Dataset listings of figures:
____
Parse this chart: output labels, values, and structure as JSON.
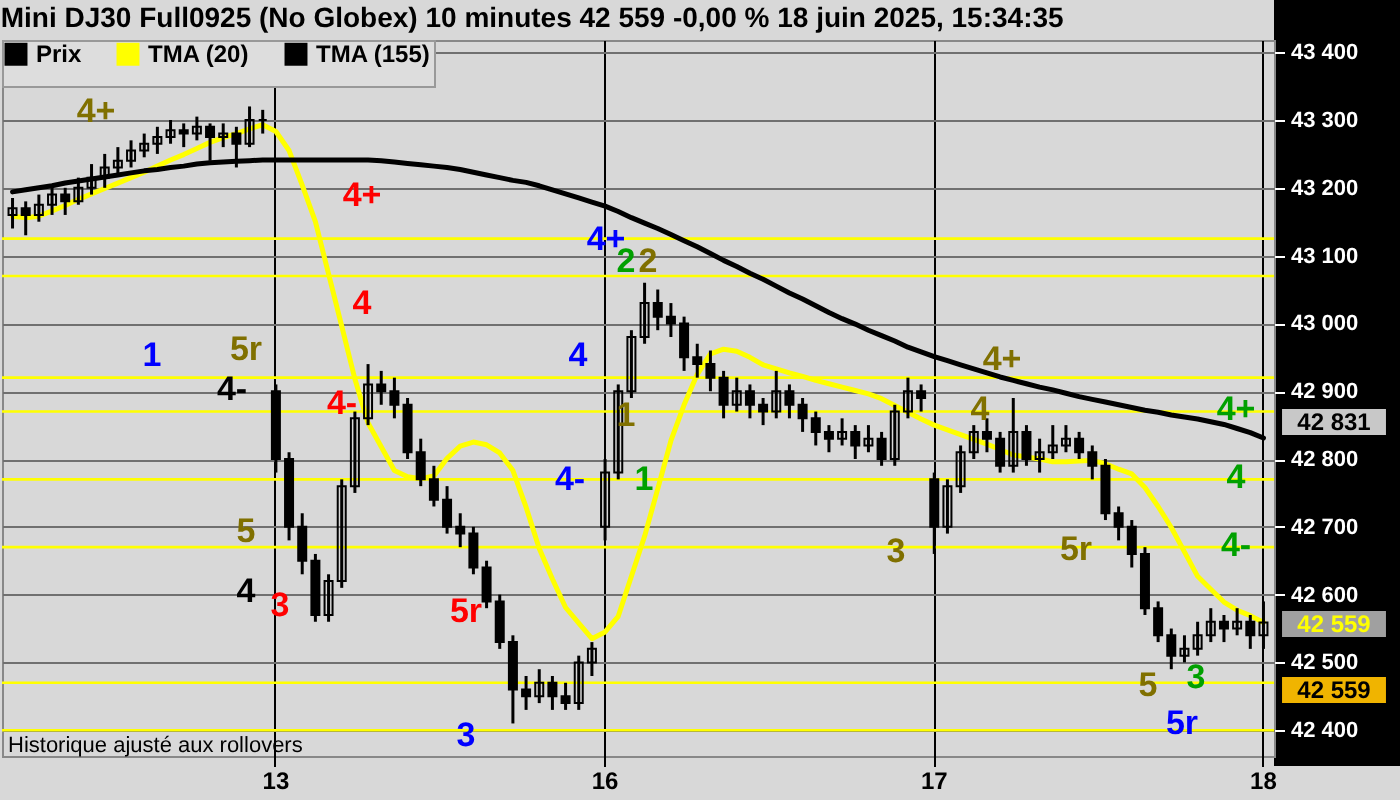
{
  "chart_data": {
    "type": "candlestick",
    "title": "Mini DJ30 Full0925 (No Globex) 10 minutes 42 559 -0,00 % 18 juin 2025, 15:34:35",
    "categories": [
      null,
      null,
      null,
      null,
      null,
      null,
      null,
      null,
      null,
      null,
      null,
      null,
      null,
      null,
      null,
      null,
      null,
      null,
      null,
      null,
      "13",
      null,
      null,
      null,
      null,
      null,
      null,
      null,
      null,
      null,
      null,
      null,
      null,
      null,
      null,
      null,
      null,
      null,
      null,
      null,
      null,
      null,
      null,
      null,
      null,
      "16",
      null,
      null,
      null,
      null,
      null,
      null,
      null,
      null,
      null,
      null,
      null,
      null,
      null,
      null,
      null,
      null,
      null,
      null,
      null,
      null,
      null,
      null,
      null,
      null,
      "17",
      null,
      null,
      null,
      null,
      null,
      null,
      null,
      null,
      null,
      null,
      null,
      null,
      null,
      null,
      null,
      null,
      null,
      null,
      null,
      null,
      null,
      null,
      null,
      null,
      "18"
    ],
    "series": [
      {
        "name": "Prix",
        "type": "candlestick",
        "color": "#000000",
        "ohlc": [
          [
            43160,
            43185,
            43140,
            43170
          ],
          [
            43170,
            43180,
            43130,
            43160
          ],
          [
            43160,
            43190,
            43150,
            43175
          ],
          [
            43175,
            43205,
            43160,
            43190
          ],
          [
            43190,
            43200,
            43160,
            43180
          ],
          [
            43180,
            43215,
            43175,
            43200
          ],
          [
            43200,
            43235,
            43190,
            43215
          ],
          [
            43215,
            43250,
            43200,
            43230
          ],
          [
            43230,
            43260,
            43220,
            43240
          ],
          [
            43240,
            43270,
            43230,
            43255
          ],
          [
            43255,
            43280,
            43245,
            43265
          ],
          [
            43265,
            43290,
            43250,
            43275
          ],
          [
            43275,
            43300,
            43265,
            43285
          ],
          [
            43285,
            43295,
            43260,
            43280
          ],
          [
            43280,
            43305,
            43270,
            43290
          ],
          [
            43290,
            43295,
            43240,
            43275
          ],
          [
            43275,
            43295,
            43260,
            43280
          ],
          [
            43280,
            43290,
            43230,
            43265
          ],
          [
            43265,
            43320,
            43260,
            43300
          ],
          [
            43300,
            43315,
            43280,
            43300
          ],
          [
            42900,
            42910,
            42780,
            42800
          ],
          [
            42800,
            42810,
            42680,
            42700
          ],
          [
            42700,
            42720,
            42630,
            42650
          ],
          [
            42650,
            42660,
            42560,
            42570
          ],
          [
            42570,
            42630,
            42560,
            42620
          ],
          [
            42620,
            42770,
            42610,
            42760
          ],
          [
            42760,
            42870,
            42750,
            42860
          ],
          [
            42860,
            42940,
            42850,
            42910
          ],
          [
            42910,
            42930,
            42880,
            42900
          ],
          [
            42900,
            42920,
            42860,
            42880
          ],
          [
            42880,
            42890,
            42800,
            42810
          ],
          [
            42810,
            42830,
            42760,
            42770
          ],
          [
            42770,
            42790,
            42730,
            42740
          ],
          [
            42740,
            42760,
            42690,
            42700
          ],
          [
            42700,
            42720,
            42670,
            42690
          ],
          [
            42690,
            42700,
            42630,
            42640
          ],
          [
            42640,
            42650,
            42580,
            42590
          ],
          [
            42590,
            42600,
            42520,
            42530
          ],
          [
            42530,
            42540,
            42410,
            42460
          ],
          [
            42460,
            42480,
            42430,
            42450
          ],
          [
            42450,
            42490,
            42440,
            42470
          ],
          [
            42470,
            42480,
            42430,
            42450
          ],
          [
            42450,
            42470,
            42430,
            42440
          ],
          [
            42440,
            42510,
            42430,
            42500
          ],
          [
            42500,
            42530,
            42480,
            42520
          ],
          [
            42700,
            42800,
            42680,
            42780
          ],
          [
            42780,
            42910,
            42770,
            42900
          ],
          [
            42900,
            42990,
            42890,
            42980
          ],
          [
            42980,
            43060,
            42970,
            43030
          ],
          [
            43030,
            43050,
            42990,
            43010
          ],
          [
            43010,
            43030,
            42980,
            43000
          ],
          [
            43000,
            43010,
            42930,
            42950
          ],
          [
            42950,
            42970,
            42920,
            42940
          ],
          [
            42940,
            42960,
            42900,
            42920
          ],
          [
            42920,
            42930,
            42860,
            42880
          ],
          [
            42880,
            42920,
            42870,
            42900
          ],
          [
            42900,
            42910,
            42860,
            42880
          ],
          [
            42880,
            42890,
            42850,
            42870
          ],
          [
            42870,
            42930,
            42860,
            42900
          ],
          [
            42900,
            42910,
            42860,
            42880
          ],
          [
            42880,
            42890,
            42840,
            42860
          ],
          [
            42860,
            42870,
            42820,
            42840
          ],
          [
            42840,
            42850,
            42810,
            42830
          ],
          [
            42830,
            42860,
            42820,
            42840
          ],
          [
            42840,
            42850,
            42800,
            42820
          ],
          [
            42820,
            42850,
            42810,
            42830
          ],
          [
            42830,
            42840,
            42790,
            42800
          ],
          [
            42800,
            42880,
            42790,
            42870
          ],
          [
            42870,
            42920,
            42860,
            42900
          ],
          [
            42900,
            42910,
            42870,
            42890
          ],
          [
            42770,
            42780,
            42660,
            42700
          ],
          [
            42700,
            42770,
            42690,
            42760
          ],
          [
            42760,
            42820,
            42750,
            42810
          ],
          [
            42810,
            42850,
            42800,
            42840
          ],
          [
            42840,
            42860,
            42810,
            42830
          ],
          [
            42830,
            42840,
            42780,
            42790
          ],
          [
            42790,
            42890,
            42780,
            42840
          ],
          [
            42840,
            42850,
            42790,
            42800
          ],
          [
            42800,
            42830,
            42780,
            42810
          ],
          [
            42810,
            42850,
            42800,
            42820
          ],
          [
            42820,
            42850,
            42810,
            42830
          ],
          [
            42830,
            42840,
            42800,
            42810
          ],
          [
            42810,
            42820,
            42770,
            42790
          ],
          [
            42790,
            42800,
            42710,
            42720
          ],
          [
            42720,
            42730,
            42680,
            42700
          ],
          [
            42700,
            42710,
            42640,
            42660
          ],
          [
            42660,
            42670,
            42570,
            42580
          ],
          [
            42580,
            42590,
            42530,
            42540
          ],
          [
            42540,
            42550,
            42490,
            42510
          ],
          [
            42510,
            42540,
            42500,
            42520
          ],
          [
            42520,
            42560,
            42510,
            42540
          ],
          [
            42540,
            42580,
            42530,
            42560
          ],
          [
            42560,
            42570,
            42530,
            42550
          ],
          [
            42550,
            42580,
            42540,
            42560
          ],
          [
            42560,
            42570,
            42520,
            42540
          ],
          [
            42540,
            42590,
            42520,
            42559
          ]
        ]
      },
      {
        "name": "TMA (20)",
        "type": "line",
        "color": "#ffff00",
        "values": [
          43158,
          43156,
          43158,
          43166,
          43174,
          43183,
          43191,
          43199,
          43207,
          43215,
          43223,
          43232,
          43241,
          43249,
          43258,
          43267,
          43274,
          43280,
          43287,
          43293,
          43283,
          43255,
          43204,
          43150,
          43073,
          42996,
          42918,
          42853,
          42818,
          42783,
          42774,
          42771,
          42775,
          42801,
          42819,
          42825,
          42821,
          42809,
          42783,
          42729,
          42668,
          42623,
          42581,
          42558,
          42535,
          42545,
          42568,
          42627,
          42686,
          42756,
          42827,
          42880,
          42925,
          42955,
          42962,
          42959,
          42950,
          42939,
          42933,
          42927,
          42922,
          42916,
          42911,
          42906,
          42901,
          42896,
          42889,
          42879,
          42869,
          42859,
          42850,
          42843,
          42836,
          42829,
          42822,
          42814,
          42806,
          42803,
          42800,
          42796,
          42796,
          42797,
          42798,
          42793,
          42785,
          42778,
          42758,
          42730,
          42699,
          42663,
          42627,
          42608,
          42589,
          42577,
          42569,
          42559
        ]
      },
      {
        "name": "TMA (155)",
        "type": "line",
        "color": "#000000",
        "values": [
          43194,
          43197,
          43200,
          43203,
          43207,
          43210,
          43213,
          43216,
          43219,
          43222,
          43225,
          43227,
          43230,
          43232,
          43235,
          43237,
          43238,
          43239,
          43240,
          43241,
          43241,
          43241,
          43241,
          43241,
          43241,
          43241,
          43241,
          43241,
          43240,
          43238,
          43236,
          43234,
          43232,
          43230,
          43227,
          43223,
          43219,
          43215,
          43211,
          43208,
          43203,
          43197,
          43191,
          43185,
          43179,
          43173,
          43165,
          43156,
          43148,
          43140,
          43131,
          43122,
          43113,
          43103,
          43093,
          43084,
          43074,
          43065,
          43055,
          43045,
          43036,
          43026,
          43016,
          43007,
          42999,
          42990,
          42982,
          42974,
          42965,
          42958,
          42951,
          42945,
          42939,
          42933,
          42927,
          42921,
          42916,
          42911,
          42906,
          42902,
          42897,
          42892,
          42888,
          42884,
          42880,
          42876,
          42872,
          42869,
          42865,
          42862,
          42859,
          42855,
          42851,
          42845,
          42839,
          42831
        ]
      }
    ],
    "ylim": [
      42362,
      43418
    ],
    "yticks": [
      {
        "value": 42400,
        "label": "42 400"
      },
      {
        "value": 42500,
        "label": "42 500"
      },
      {
        "value": 42600,
        "label": "42 600"
      },
      {
        "value": 42700,
        "label": "42 700"
      },
      {
        "value": 42800,
        "label": "42 800"
      },
      {
        "value": 42900,
        "label": "42 900"
      },
      {
        "value": 43000,
        "label": "43 000"
      },
      {
        "value": 43100,
        "label": "43 100"
      },
      {
        "value": 43200,
        "label": "43 200"
      },
      {
        "value": 43300,
        "label": "43 300"
      },
      {
        "value": 43400,
        "label": "43 400"
      }
    ],
    "grid": true,
    "legend": "top left",
    "ref_lines": [
      {
        "axis": "y",
        "value": 43125,
        "color": "#ffff00"
      },
      {
        "axis": "y",
        "value": 43070,
        "color": "#ffff00"
      },
      {
        "axis": "y",
        "value": 42920,
        "color": "#ffff00"
      },
      {
        "axis": "y",
        "value": 42870,
        "color": "#ffff00"
      },
      {
        "axis": "y",
        "value": 42770,
        "color": "#ffff00"
      },
      {
        "axis": "y",
        "value": 42670,
        "color": "#ffff00"
      },
      {
        "axis": "y",
        "value": 42470,
        "color": "#ffff00"
      },
      {
        "axis": "y",
        "value": 42400,
        "color": "#ffff00"
      }
    ],
    "annotations": [
      "Historique ajusté aux rollovers",
      "4+",
      "4+",
      "4",
      "1",
      "5r",
      "4-",
      "4-",
      "5",
      "4",
      "3",
      "5r",
      "3",
      "4+",
      "2",
      "2",
      "4",
      "1",
      "4-",
      "1",
      "4+",
      "4",
      "3",
      "5r",
      "4+",
      "4",
      "4-",
      "5",
      "3",
      "5r",
      "42 831",
      "42 559",
      "42 559"
    ]
  }
}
____
The exercise. Show the lines from the data above that contain the string "type".

Result.
    "type": "candlestick",
        "type": "candlestick",
        "type": "line",
        "type": "line",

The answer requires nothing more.